──────── TASK DATA
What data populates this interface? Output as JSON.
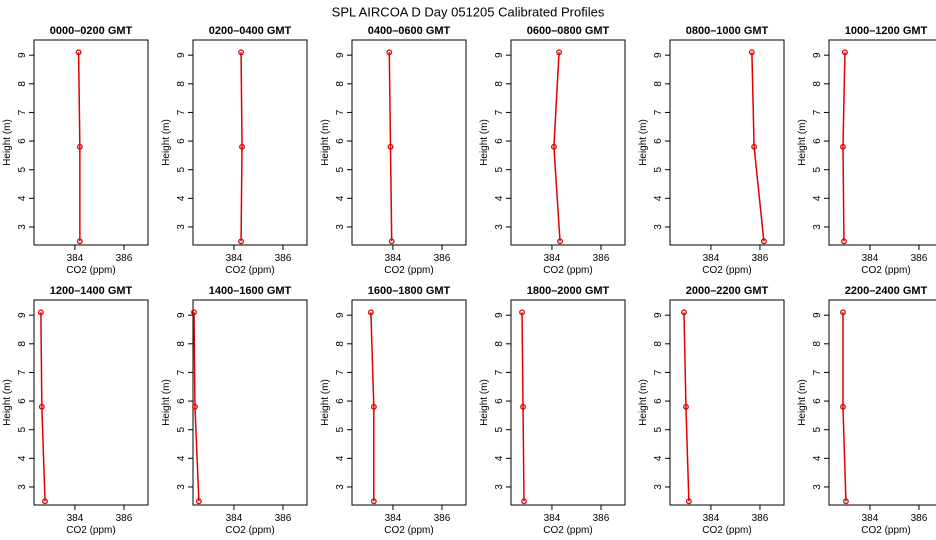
{
  "title": "SPL AIRCOA D  Day 051205  Calibrated Profiles",
  "chart_data": [
    {
      "type": "line",
      "title": "0000–0200 GMT",
      "xlabel": "CO2 (ppm)",
      "ylabel": "Height (m)",
      "heights": [
        2.5,
        5.8,
        9.1
      ],
      "series": [
        {
          "color": "#e00000",
          "values": [
            384.2,
            384.2,
            384.15
          ]
        }
      ],
      "xlim": [
        382.33,
        386.98
      ],
      "xticks": [
        384,
        386
      ],
      "ylim": [
        2.37,
        9.53
      ],
      "yticks": [
        3,
        4,
        5,
        6,
        7,
        8,
        9
      ]
    },
    {
      "type": "line",
      "title": "0200–0400 GMT",
      "xlabel": "CO2 (ppm)",
      "ylabel": "Height (m)",
      "heights": [
        2.5,
        5.8,
        9.1
      ],
      "series": [
        {
          "color": "#e00000",
          "values": [
            384.29,
            384.33,
            384.29
          ]
        }
      ],
      "xlim": [
        382.33,
        386.98
      ],
      "xticks": [
        384,
        386
      ],
      "ylim": [
        2.37,
        9.53
      ],
      "yticks": [
        3,
        4,
        5,
        6,
        7,
        8,
        9
      ]
    },
    {
      "type": "line",
      "title": "0400–0600 GMT",
      "xlabel": "CO2 (ppm)",
      "ylabel": "Height (m)",
      "heights": [
        2.5,
        5.8,
        9.1
      ],
      "series": [
        {
          "color": "#e00000",
          "values": [
            383.95,
            383.9,
            383.85
          ]
        }
      ],
      "xlim": [
        382.33,
        386.98
      ],
      "xticks": [
        384,
        386
      ],
      "ylim": [
        2.37,
        9.53
      ],
      "yticks": [
        3,
        4,
        5,
        6,
        7,
        8,
        9
      ]
    },
    {
      "type": "line",
      "title": "0600–0800 GMT",
      "xlabel": "CO2 (ppm)",
      "ylabel": "Height (m)",
      "heights": [
        2.5,
        5.8,
        9.1
      ],
      "series": [
        {
          "color": "#e00000",
          "values": [
            384.33,
            384.08,
            384.29
          ]
        }
      ],
      "xlim": [
        382.33,
        386.98
      ],
      "xticks": [
        384,
        386
      ],
      "ylim": [
        2.37,
        9.53
      ],
      "yticks": [
        3,
        4,
        5,
        6,
        7,
        8,
        9
      ]
    },
    {
      "type": "line",
      "title": "0800–1000 GMT",
      "xlabel": "CO2 (ppm)",
      "ylabel": "Height (m)",
      "heights": [
        2.5,
        5.8,
        9.1
      ],
      "series": [
        {
          "color": "#e00000",
          "values": [
            386.16,
            385.76,
            385.67
          ]
        }
      ],
      "xlim": [
        382.33,
        386.98
      ],
      "xticks": [
        384,
        386
      ],
      "ylim": [
        2.37,
        9.53
      ],
      "yticks": [
        3,
        4,
        5,
        6,
        7,
        8,
        9
      ]
    },
    {
      "type": "line",
      "title": "1000–1200 GMT",
      "xlabel": "CO2 (ppm)",
      "ylabel": "Height (m)",
      "heights": [
        2.5,
        5.8,
        9.1
      ],
      "series": [
        {
          "color": "#e00000",
          "values": [
            382.94,
            382.9,
            382.98
          ]
        }
      ],
      "xlim": [
        382.33,
        386.98
      ],
      "xticks": [
        384,
        386
      ],
      "ylim": [
        2.37,
        9.53
      ],
      "yticks": [
        3,
        4,
        5,
        6,
        7,
        8,
        9
      ]
    },
    {
      "type": "line",
      "title": "1200–1400 GMT",
      "xlabel": "CO2 (ppm)",
      "ylabel": "Height (m)",
      "heights": [
        2.5,
        5.8,
        9.1
      ],
      "series": [
        {
          "color": "#e00000",
          "values": [
            382.78,
            382.65,
            382.61
          ]
        }
      ],
      "xlim": [
        382.33,
        386.98
      ],
      "xticks": [
        384,
        386
      ],
      "ylim": [
        2.37,
        9.53
      ],
      "yticks": [
        3,
        4,
        5,
        6,
        7,
        8,
        9
      ]
    },
    {
      "type": "line",
      "title": "1400–1600 GMT",
      "xlabel": "CO2 (ppm)",
      "ylabel": "Height (m)",
      "heights": [
        2.5,
        5.8,
        9.1
      ],
      "series": [
        {
          "color": "#e00000",
          "values": [
            382.57,
            382.41,
            382.37
          ]
        }
      ],
      "xlim": [
        382.33,
        386.98
      ],
      "xticks": [
        384,
        386
      ],
      "ylim": [
        2.37,
        9.53
      ],
      "yticks": [
        3,
        4,
        5,
        6,
        7,
        8,
        9
      ]
    },
    {
      "type": "line",
      "title": "1600–1800 GMT",
      "xlabel": "CO2 (ppm)",
      "ylabel": "Height (m)",
      "heights": [
        2.5,
        5.8,
        9.1
      ],
      "series": [
        {
          "color": "#e00000",
          "values": [
            383.22,
            383.22,
            383.1
          ]
        }
      ],
      "xlim": [
        382.33,
        386.98
      ],
      "xticks": [
        384,
        386
      ],
      "ylim": [
        2.37,
        9.53
      ],
      "yticks": [
        3,
        4,
        5,
        6,
        7,
        8,
        9
      ]
    },
    {
      "type": "line",
      "title": "1800–2000 GMT",
      "xlabel": "CO2 (ppm)",
      "ylabel": "Height (m)",
      "heights": [
        2.5,
        5.8,
        9.1
      ],
      "series": [
        {
          "color": "#e00000",
          "values": [
            382.86,
            382.82,
            382.78
          ]
        }
      ],
      "xlim": [
        382.33,
        386.98
      ],
      "xticks": [
        384,
        386
      ],
      "ylim": [
        2.37,
        9.53
      ],
      "yticks": [
        3,
        4,
        5,
        6,
        7,
        8,
        9
      ]
    },
    {
      "type": "line",
      "title": "2000–2200 GMT",
      "xlabel": "CO2 (ppm)",
      "ylabel": "Height (m)",
      "heights": [
        2.5,
        5.8,
        9.1
      ],
      "series": [
        {
          "color": "#e00000",
          "values": [
            383.1,
            382.98,
            382.9
          ]
        }
      ],
      "xlim": [
        382.33,
        386.98
      ],
      "xticks": [
        384,
        386
      ],
      "ylim": [
        2.37,
        9.53
      ],
      "yticks": [
        3,
        4,
        5,
        6,
        7,
        8,
        9
      ]
    },
    {
      "type": "line",
      "title": "2200–2400 GMT",
      "xlabel": "CO2 (ppm)",
      "ylabel": "Height (m)",
      "heights": [
        2.5,
        5.8,
        9.1
      ],
      "series": [
        {
          "color": "#e00000",
          "values": [
            383.02,
            382.9,
            382.9
          ]
        }
      ],
      "xlim": [
        382.33,
        386.98
      ],
      "xticks": [
        384,
        386
      ],
      "ylim": [
        2.37,
        9.53
      ],
      "yticks": [
        3,
        4,
        5,
        6,
        7,
        8,
        9
      ]
    }
  ]
}
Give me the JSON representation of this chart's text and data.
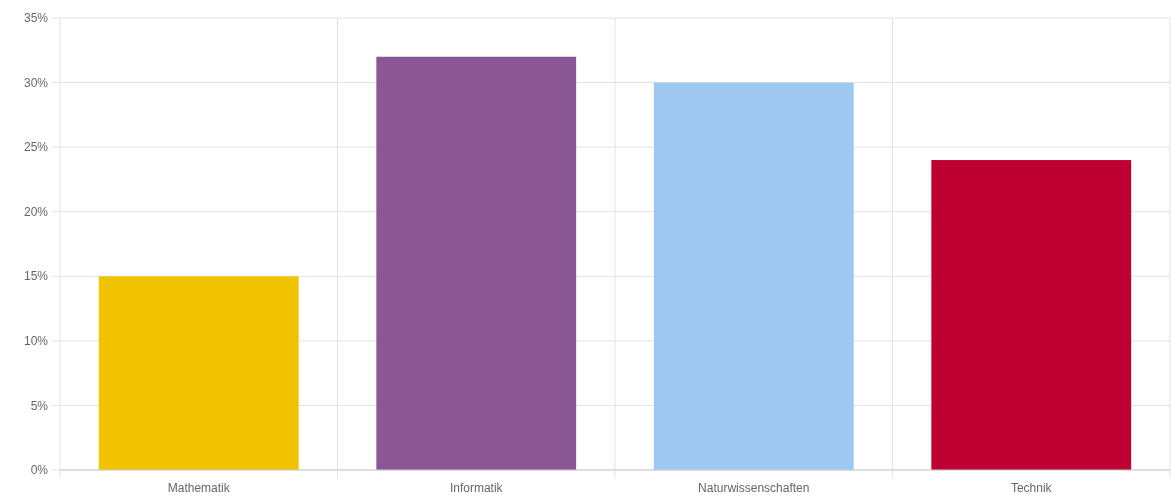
{
  "chart_data": {
    "type": "bar",
    "categories": [
      "Mathematik",
      "Informatik",
      "Naturwissenschaften",
      "Technik"
    ],
    "values": [
      15,
      32,
      30,
      24
    ],
    "colors": [
      "#f0c200",
      "#8a5794",
      "#9fc8f0",
      "#be0032"
    ],
    "ylim": [
      0,
      35
    ],
    "yticks": [
      {
        "value": 0,
        "label": "0%"
      },
      {
        "value": 5,
        "label": "5%"
      },
      {
        "value": 10,
        "label": "10%"
      },
      {
        "value": 15,
        "label": "15%"
      },
      {
        "value": 20,
        "label": "20%"
      },
      {
        "value": 25,
        "label": "25%"
      },
      {
        "value": 30,
        "label": "30%"
      },
      {
        "value": 35,
        "label": "35%"
      }
    ],
    "grid": true
  }
}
────────────────
● **STATED EXERCISE**
The pictures should not appear in the copy; every other part of the records above must be returned exactly.

● **SOLUTION TO THE EXERCISE**
What data populates this interface? Output as JSON.
{
  "title": "SPL AIRCOA D  Day 051205  Calibrated Profiles",
  "chart_data": [
    {
      "type": "line",
      "title": "0000–0200 GMT",
      "xlabel": "CO2 (ppm)",
      "ylabel": "Height (m)",
      "heights": [
        2.5,
        5.8,
        9.1
      ],
      "series": [
        {
          "color": "#e00000",
          "values": [
            384.2,
            384.2,
            384.15
          ]
        }
      ],
      "xlim": [
        382.33,
        386.98
      ],
      "xticks": [
        384,
        386
      ],
      "ylim": [
        2.37,
        9.53
      ],
      "yticks": [
        3,
        4,
        5,
        6,
        7,
        8,
        9
      ]
    },
    {
      "type": "line",
      "title": "0200–0400 GMT",
      "xlabel": "CO2 (ppm)",
      "ylabel": "Height (m)",
      "heights": [
        2.5,
        5.8,
        9.1
      ],
      "series": [
        {
          "color": "#e00000",
          "values": [
            384.29,
            384.33,
            384.29
          ]
        }
      ],
      "xlim": [
        382.33,
        386.98
      ],
      "xticks": [
        384,
        386
      ],
      "ylim": [
        2.37,
        9.53
      ],
      "yticks": [
        3,
        4,
        5,
        6,
        7,
        8,
        9
      ]
    },
    {
      "type": "line",
      "title": "0400–0600 GMT",
      "xlabel": "CO2 (ppm)",
      "ylabel": "Height (m)",
      "heights": [
        2.5,
        5.8,
        9.1
      ],
      "series": [
        {
          "color": "#e00000",
          "values": [
            383.95,
            383.9,
            383.85
          ]
        }
      ],
      "xlim": [
        382.33,
        386.98
      ],
      "xticks": [
        384,
        386
      ],
      "ylim": [
        2.37,
        9.53
      ],
      "yticks": [
        3,
        4,
        5,
        6,
        7,
        8,
        9
      ]
    },
    {
      "type": "line",
      "title": "0600–0800 GMT",
      "xlabel": "CO2 (ppm)",
      "ylabel": "Height (m)",
      "heights": [
        2.5,
        5.8,
        9.1
      ],
      "series": [
        {
          "color": "#e00000",
          "values": [
            384.33,
            384.08,
            384.29
          ]
        }
      ],
      "xlim": [
        382.33,
        386.98
      ],
      "xticks": [
        384,
        386
      ],
      "ylim": [
        2.37,
        9.53
      ],
      "yticks": [
        3,
        4,
        5,
        6,
        7,
        8,
        9
      ]
    },
    {
      "type": "line",
      "title": "0800–1000 GMT",
      "xlabel": "CO2 (ppm)",
      "ylabel": "Height (m)",
      "heights": [
        2.5,
        5.8,
        9.1
      ],
      "series": [
        {
          "color": "#e00000",
          "values": [
            386.16,
            385.76,
            385.67
          ]
        }
      ],
      "xlim": [
        382.33,
        386.98
      ],
      "xticks": [
        384,
        386
      ],
      "ylim": [
        2.37,
        9.53
      ],
      "yticks": [
        3,
        4,
        5,
        6,
        7,
        8,
        9
      ]
    },
    {
      "type": "line",
      "title": "1000–1200 GMT",
      "xlabel": "CO2 (ppm)",
      "ylabel": "Height (m)",
      "heights": [
        2.5,
        5.8,
        9.1
      ],
      "series": [
        {
          "color": "#e00000",
          "values": [
            382.94,
            382.9,
            382.98
          ]
        }
      ],
      "xlim": [
        382.33,
        386.98
      ],
      "xticks": [
        384,
        386
      ],
      "ylim": [
        2.37,
        9.53
      ],
      "yticks": [
        3,
        4,
        5,
        6,
        7,
        8,
        9
      ]
    },
    {
      "type": "line",
      "title": "1200–1400 GMT",
      "xlabel": "CO2 (ppm)",
      "ylabel": "Height (m)",
      "heights": [
        2.5,
        5.8,
        9.1
      ],
      "series": [
        {
          "color": "#e00000",
          "values": [
            382.78,
            382.65,
            382.61
          ]
        }
      ],
      "xlim": [
        382.33,
        386.98
      ],
      "xticks": [
        384,
        386
      ],
      "ylim": [
        2.37,
        9.53
      ],
      "yticks": [
        3,
        4,
        5,
        6,
        7,
        8,
        9
      ]
    },
    {
      "type": "line",
      "title": "1400–1600 GMT",
      "xlabel": "CO2 (ppm)",
      "ylabel": "Height (m)",
      "heights": [
        2.5,
        5.8,
        9.1
      ],
      "series": [
        {
          "color": "#e00000",
          "values": [
            382.57,
            382.41,
            382.37
          ]
        }
      ],
      "xlim": [
        382.33,
        386.98
      ],
      "xticks": [
        384,
        386
      ],
      "ylim": [
        2.37,
        9.53
      ],
      "yticks": [
        3,
        4,
        5,
        6,
        7,
        8,
        9
      ]
    },
    {
      "type": "line",
      "title": "1600–1800 GMT",
      "xlabel": "CO2 (ppm)",
      "ylabel": "Height (m)",
      "heights": [
        2.5,
        5.8,
        9.1
      ],
      "series": [
        {
          "color": "#e00000",
          "values": [
            383.22,
            383.22,
            383.1
          ]
        }
      ],
      "xlim": [
        382.33,
        386.98
      ],
      "xticks": [
        384,
        386
      ],
      "ylim": [
        2.37,
        9.53
      ],
      "yticks": [
        3,
        4,
        5,
        6,
        7,
        8,
        9
      ]
    },
    {
      "type": "line",
      "title": "1800–2000 GMT",
      "xlabel": "CO2 (ppm)",
      "ylabel": "Height (m)",
      "heights": [
        2.5,
        5.8,
        9.1
      ],
      "series": [
        {
          "color": "#e00000",
          "values": [
            382.86,
            382.82,
            382.78
          ]
        }
      ],
      "xlim": [
        382.33,
        386.98
      ],
      "xticks": [
        384,
        386
      ],
      "ylim": [
        2.37,
        9.53
      ],
      "yticks": [
        3,
        4,
        5,
        6,
        7,
        8,
        9
      ]
    },
    {
      "type": "line",
      "title": "2000–2200 GMT",
      "xlabel": "CO2 (ppm)",
      "ylabel": "Height (m)",
      "heights": [
        2.5,
        5.8,
        9.1
      ],
      "series": [
        {
          "color": "#e00000",
          "values": [
            383.1,
            382.98,
            382.9
          ]
        }
      ],
      "xlim": [
        382.33,
        386.98
      ],
      "xticks": [
        384,
        386
      ],
      "ylim": [
        2.37,
        9.53
      ],
      "yticks": [
        3,
        4,
        5,
        6,
        7,
        8,
        9
      ]
    },
    {
      "type": "line",
      "title": "2200–2400 GMT",
      "xlabel": "CO2 (ppm)",
      "ylabel": "Height (m)",
      "heights": [
        2.5,
        5.8,
        9.1
      ],
      "series": [
        {
          "color": "#e00000",
          "values": [
            383.02,
            382.9,
            382.9
          ]
        }
      ],
      "xlim": [
        382.33,
        386.98
      ],
      "xticks": [
        384,
        386
      ],
      "ylim": [
        2.37,
        9.53
      ],
      "yticks": [
        3,
        4,
        5,
        6,
        7,
        8,
        9
      ]
    }
  ]
}
Give me the JSON representation of this chart's text and data.
{
  "chart_data": {
    "type": "bar",
    "categories": [
      "Mathematik",
      "Informatik",
      "Naturwissenschaften",
      "Technik"
    ],
    "values": [
      15,
      32,
      30,
      24
    ],
    "colors": [
      "#f0c200",
      "#8a5794",
      "#9fc8f0",
      "#be0032"
    ],
    "ylim": [
      0,
      35
    ],
    "yticks": [
      {
        "value": 0,
        "label": "0%"
      },
      {
        "value": 5,
        "label": "5%"
      },
      {
        "value": 10,
        "label": "10%"
      },
      {
        "value": 15,
        "label": "15%"
      },
      {
        "value": 20,
        "label": "20%"
      },
      {
        "value": 25,
        "label": "25%"
      },
      {
        "value": 30,
        "label": "30%"
      },
      {
        "value": 35,
        "label": "35%"
      }
    ],
    "grid": true
  }
}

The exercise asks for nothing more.